━━ Entries

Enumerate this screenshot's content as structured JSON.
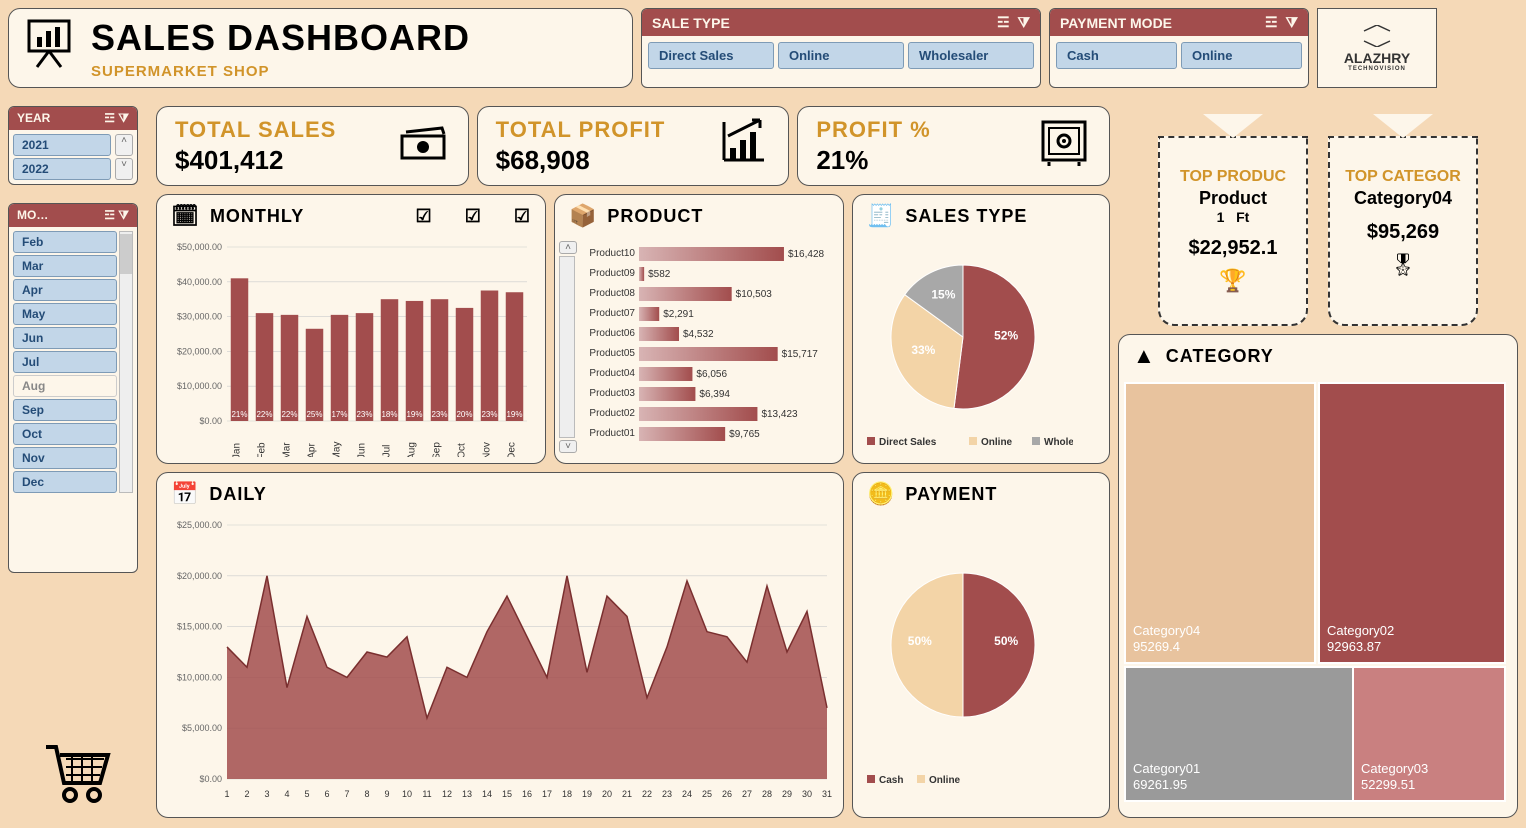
{
  "header": {
    "title": "SALES DASHBOARD",
    "subtitle": "SUPERMARKET SHOP",
    "logo": "ALAZHRY",
    "logo_sub": "TECHNOVISION"
  },
  "slicers": {
    "sale_type": {
      "label": "SALE TYPE",
      "items": [
        "Direct Sales",
        "Online",
        "Wholesaler"
      ]
    },
    "payment": {
      "label": "PAYMENT MODE",
      "items": [
        "Cash",
        "Online"
      ]
    },
    "year": {
      "label": "YEAR",
      "items": [
        "2021",
        "2022"
      ]
    },
    "month": {
      "label": "MO…",
      "items": [
        "Feb",
        "Mar",
        "Apr",
        "May",
        "Jun",
        "Jul",
        "Aug",
        "Sep",
        "Oct",
        "Nov",
        "Dec"
      ]
    }
  },
  "kpis": {
    "total_sales": {
      "label": "TOTAL SALES",
      "value": "$401,412"
    },
    "total_profit": {
      "label": "TOTAL PROFIT",
      "value": "$68,908"
    },
    "profit_pct": {
      "label": "PROFIT %",
      "value": "21%"
    }
  },
  "top_product": {
    "label": "TOP PRODUC",
    "name": "Product",
    "rank": "1",
    "unit": "Ft",
    "value": "$22,952.1"
  },
  "top_category": {
    "label": "TOP CATEGOR",
    "name": "Category04",
    "value": "$95,269"
  },
  "panels": {
    "monthly": "MONTHLY",
    "product": "PRODUCT",
    "sales_type": "SALES TYPE",
    "daily": "DAILY",
    "payment": "PAYMENT",
    "category": "CATEGORY"
  },
  "chart_data": [
    {
      "type": "bar",
      "id": "monthly",
      "title": "MONTHLY",
      "ylim": [
        0,
        50000
      ],
      "yticks": [
        0,
        10000,
        20000,
        30000,
        40000,
        50000
      ],
      "yticklabels": [
        "$0.00",
        "$10,000.00",
        "$20,000.00",
        "$30,000.00",
        "$40,000.00",
        "$50,000.00"
      ],
      "categories": [
        "Jan",
        "Feb",
        "Mar",
        "Apr",
        "May",
        "Jun",
        "Jul",
        "Aug",
        "Sep",
        "Oct",
        "Nov",
        "Dec"
      ],
      "values": [
        41000,
        31000,
        30500,
        26500,
        30500,
        31000,
        35000,
        34500,
        35000,
        32500,
        37500,
        37000
      ],
      "labels": [
        "21%",
        "22%",
        "22%",
        "25%",
        "17%",
        "23%",
        "18%",
        "19%",
        "23%",
        "20%",
        "23%",
        "19%"
      ]
    },
    {
      "type": "bar",
      "id": "product",
      "title": "PRODUCT",
      "orientation": "h",
      "categories": [
        "Product10",
        "Product09",
        "Product08",
        "Product07",
        "Product06",
        "Product05",
        "Product04",
        "Product03",
        "Product02",
        "Product01"
      ],
      "values": [
        16428,
        582,
        10503,
        2291,
        4532,
        15717,
        6056,
        6394,
        13423,
        9765
      ],
      "value_labels": [
        "$16,428",
        "$582",
        "$10,503",
        "$2,291",
        "$4,532",
        "$15,717",
        "$6,056",
        "$6,394",
        "$13,423",
        "$9,765"
      ]
    },
    {
      "type": "pie",
      "id": "sales_type",
      "title": "SALES TYPE",
      "series": [
        {
          "name": "Direct Sales",
          "value": 52
        },
        {
          "name": "Online",
          "value": 33
        },
        {
          "name": "Wholesaler",
          "value": 15
        }
      ],
      "legend": [
        "Direct Sales",
        "Online",
        "Wholesaler"
      ]
    },
    {
      "type": "area",
      "id": "daily",
      "title": "DAILY",
      "ylim": [
        0,
        25000
      ],
      "yticks": [
        0,
        5000,
        10000,
        15000,
        20000,
        25000
      ],
      "yticklabels": [
        "$0.00",
        "$5,000.00",
        "$10,000.00",
        "$15,000.00",
        "$20,000.00",
        "$25,000.00"
      ],
      "x": [
        1,
        2,
        3,
        4,
        5,
        6,
        7,
        8,
        9,
        10,
        11,
        12,
        13,
        14,
        15,
        16,
        17,
        18,
        19,
        20,
        21,
        22,
        23,
        24,
        25,
        26,
        27,
        28,
        29,
        30,
        31
      ],
      "values": [
        13000,
        11000,
        20000,
        9000,
        16000,
        11000,
        10000,
        12500,
        12000,
        14000,
        6000,
        11000,
        10000,
        14500,
        18000,
        14000,
        10000,
        20000,
        10500,
        18000,
        16000,
        8000,
        13000,
        19500,
        14500,
        14000,
        11500,
        19000,
        12500,
        16500,
        7000
      ]
    },
    {
      "type": "pie",
      "id": "payment",
      "title": "PAYMENT",
      "series": [
        {
          "name": "Cash",
          "value": 50
        },
        {
          "name": "Online",
          "value": 50
        }
      ],
      "legend": [
        "Cash",
        "Online"
      ]
    },
    {
      "type": "treemap",
      "id": "category",
      "title": "CATEGORY",
      "items": [
        {
          "name": "Category04",
          "value": 95269.4,
          "label": "95269.4"
        },
        {
          "name": "Category02",
          "value": 92963.87,
          "label": "92963.87"
        },
        {
          "name": "Category01",
          "value": 69261.95,
          "label": "69261.95"
        },
        {
          "name": "Category03",
          "value": 52299.51,
          "label": "52299.51"
        }
      ]
    }
  ]
}
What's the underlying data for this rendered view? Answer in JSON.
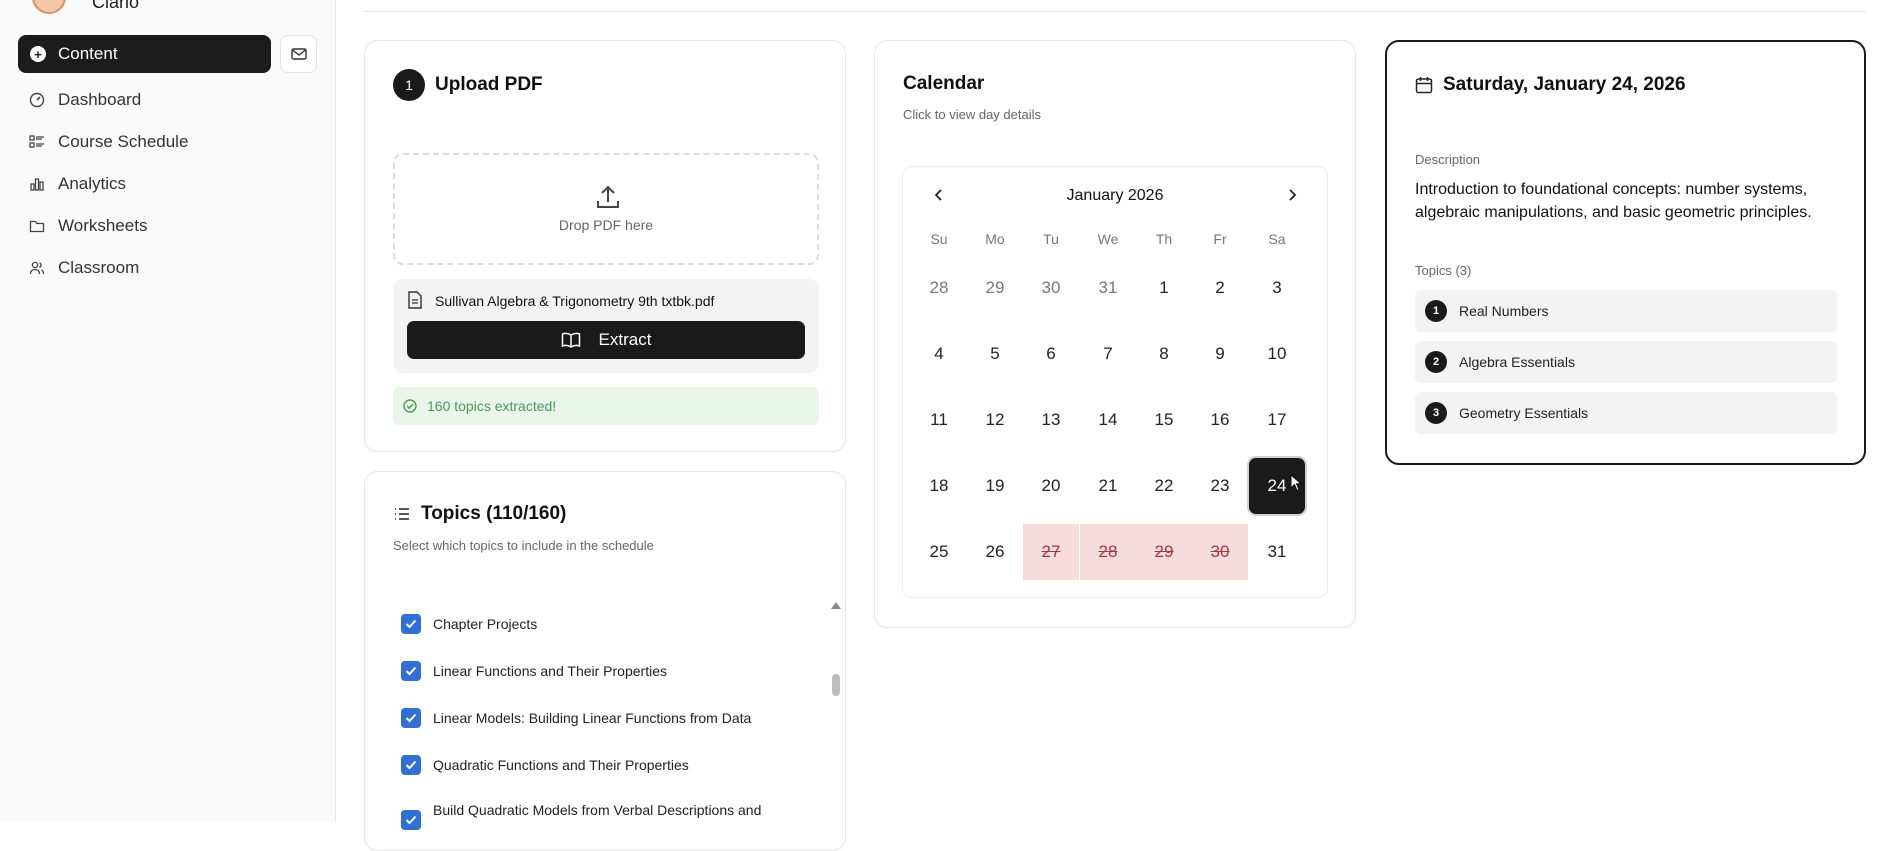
{
  "user": {
    "name": "Clario"
  },
  "sidebar": {
    "active": "Content",
    "items": [
      {
        "label": "Dashboard",
        "icon": "gauge-icon"
      },
      {
        "label": "Course Schedule",
        "icon": "list-icon"
      },
      {
        "label": "Analytics",
        "icon": "bar-chart-icon"
      },
      {
        "label": "Worksheets",
        "icon": "folder-icon"
      },
      {
        "label": "Classroom",
        "icon": "users-icon"
      }
    ]
  },
  "upload": {
    "step": "1",
    "title": "Upload PDF",
    "drop_text": "Drop PDF here",
    "filename": "Sullivan Algebra & Trigonometry 9th txtbk.pdf",
    "extract_label": "Extract",
    "success": "160 topics extracted!"
  },
  "topics": {
    "title": "Topics (110/160)",
    "subtitle": "Select which topics to include in the schedule",
    "items": [
      "Chapter Projects",
      "Linear Functions and Their Properties",
      "Linear Models: Building Linear Functions from Data",
      "Quadratic Functions and Their Properties",
      "Build Quadratic Models from Verbal Descriptions and"
    ]
  },
  "calendar": {
    "title": "Calendar",
    "subtitle": "Click to view day details",
    "month": "January 2026",
    "weekdays": [
      "Su",
      "Mo",
      "Tu",
      "We",
      "Th",
      "Fr",
      "Sa"
    ],
    "weeks": [
      [
        "28",
        "29",
        "30",
        "31",
        "1",
        "2",
        "3"
      ],
      [
        "4",
        "5",
        "6",
        "7",
        "8",
        "9",
        "10"
      ],
      [
        "11",
        "12",
        "13",
        "14",
        "15",
        "16",
        "17"
      ],
      [
        "18",
        "19",
        "20",
        "21",
        "22",
        "23",
        "24"
      ],
      [
        "25",
        "26",
        "27",
        "28",
        "29",
        "30",
        "31"
      ]
    ],
    "selected": "24",
    "blocked": [
      "27",
      "28",
      "29",
      "30"
    ]
  },
  "day_detail": {
    "title": "Saturday, January 24, 2026",
    "description_label": "Description",
    "description": "Introduction to foundational concepts: number systems, algebraic manipulations, and basic geometric principles.",
    "topics_label": "Topics (3)",
    "topics": [
      {
        "num": "1",
        "label": "Real Numbers"
      },
      {
        "num": "2",
        "label": "Algebra Essentials"
      },
      {
        "num": "3",
        "label": "Geometry Essentials"
      }
    ]
  }
}
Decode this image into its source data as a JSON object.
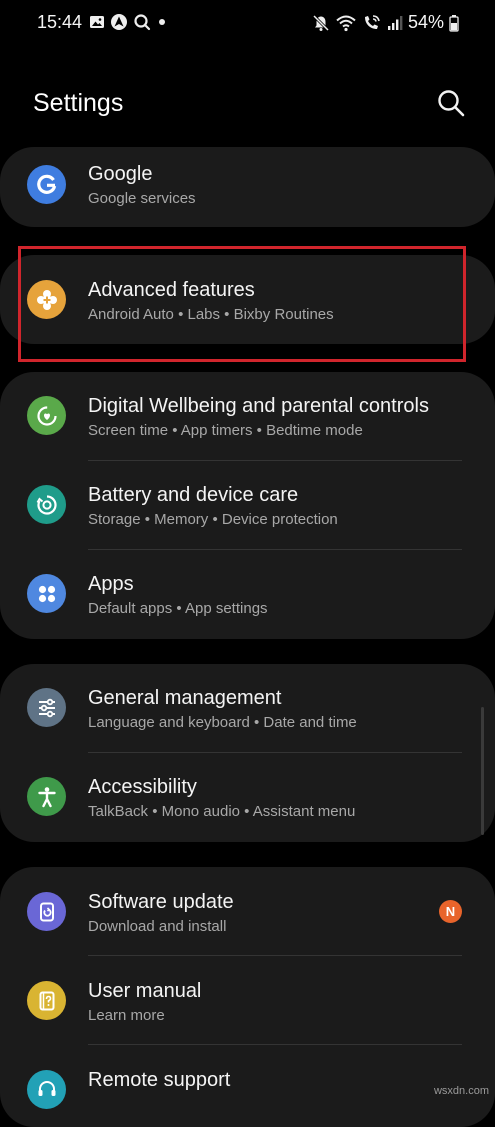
{
  "status_bar": {
    "time": "15:44",
    "battery": "54%",
    "left_icons": [
      "gallery-icon",
      "android-auto-icon",
      "search-notification-icon",
      "dot-icon"
    ],
    "right_icons": [
      "mute-icon",
      "wifi-icon",
      "wifi-calling-icon",
      "signal-icon",
      "battery-icon"
    ]
  },
  "header": {
    "title": "Settings",
    "search_icon": "search-icon"
  },
  "colors": {
    "background": "#000000",
    "card": "#1b1b1b",
    "google": "#3f7de0",
    "advanced": "#e6a33b",
    "wellbeing": "#5aa94a",
    "battery": "#1f9c8a",
    "apps": "#4f88e0",
    "general": "#5f7386",
    "accessibility": "#3f9a4a",
    "software": "#6a67d6",
    "manual": "#d9b432",
    "remote": "#22a1b6",
    "highlight": "#d0252c",
    "badge": "#e8642b"
  },
  "groups": [
    {
      "rows": [
        {
          "title": "Google",
          "subtitle": "Google services",
          "icon": "google-icon"
        }
      ]
    },
    {
      "rows": [
        {
          "title": "Advanced features",
          "subtitle": "Android Auto  •  Labs  •  Bixby Routines",
          "icon": "advanced-features-icon"
        }
      ]
    },
    {
      "rows": [
        {
          "title": "Digital Wellbeing and parental controls",
          "subtitle": "Screen time  •  App timers  •  Bedtime mode",
          "icon": "digital-wellbeing-icon"
        },
        {
          "title": "Battery and device care",
          "subtitle": "Storage  •  Memory  •  Device protection",
          "icon": "device-care-icon"
        },
        {
          "title": "Apps",
          "subtitle": "Default apps  •  App settings",
          "icon": "apps-icon"
        }
      ]
    },
    {
      "rows": [
        {
          "title": "General management",
          "subtitle": "Language and keyboard  •  Date and time",
          "icon": "general-management-icon"
        },
        {
          "title": "Accessibility",
          "subtitle": "TalkBack  •  Mono audio  •  Assistant menu",
          "icon": "accessibility-icon"
        }
      ]
    },
    {
      "rows": [
        {
          "title": "Software update",
          "subtitle": "Download and install",
          "icon": "software-update-icon",
          "badge": "N"
        },
        {
          "title": "User manual",
          "subtitle": "Learn more",
          "icon": "user-manual-icon"
        },
        {
          "title": "Remote support",
          "subtitle": "",
          "icon": "remote-support-icon"
        }
      ]
    }
  ],
  "watermark": "wsxdn.com"
}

━━━━

▸ Task instructions: Filter the records for lines holding the string "this". Copy each one.

▸ Final answer:
Enumerate this screenshot's content as structured JSON.
What's the underlying data for this rendered view? Answer in JSON.
Decode this image into its source data as a JSON object.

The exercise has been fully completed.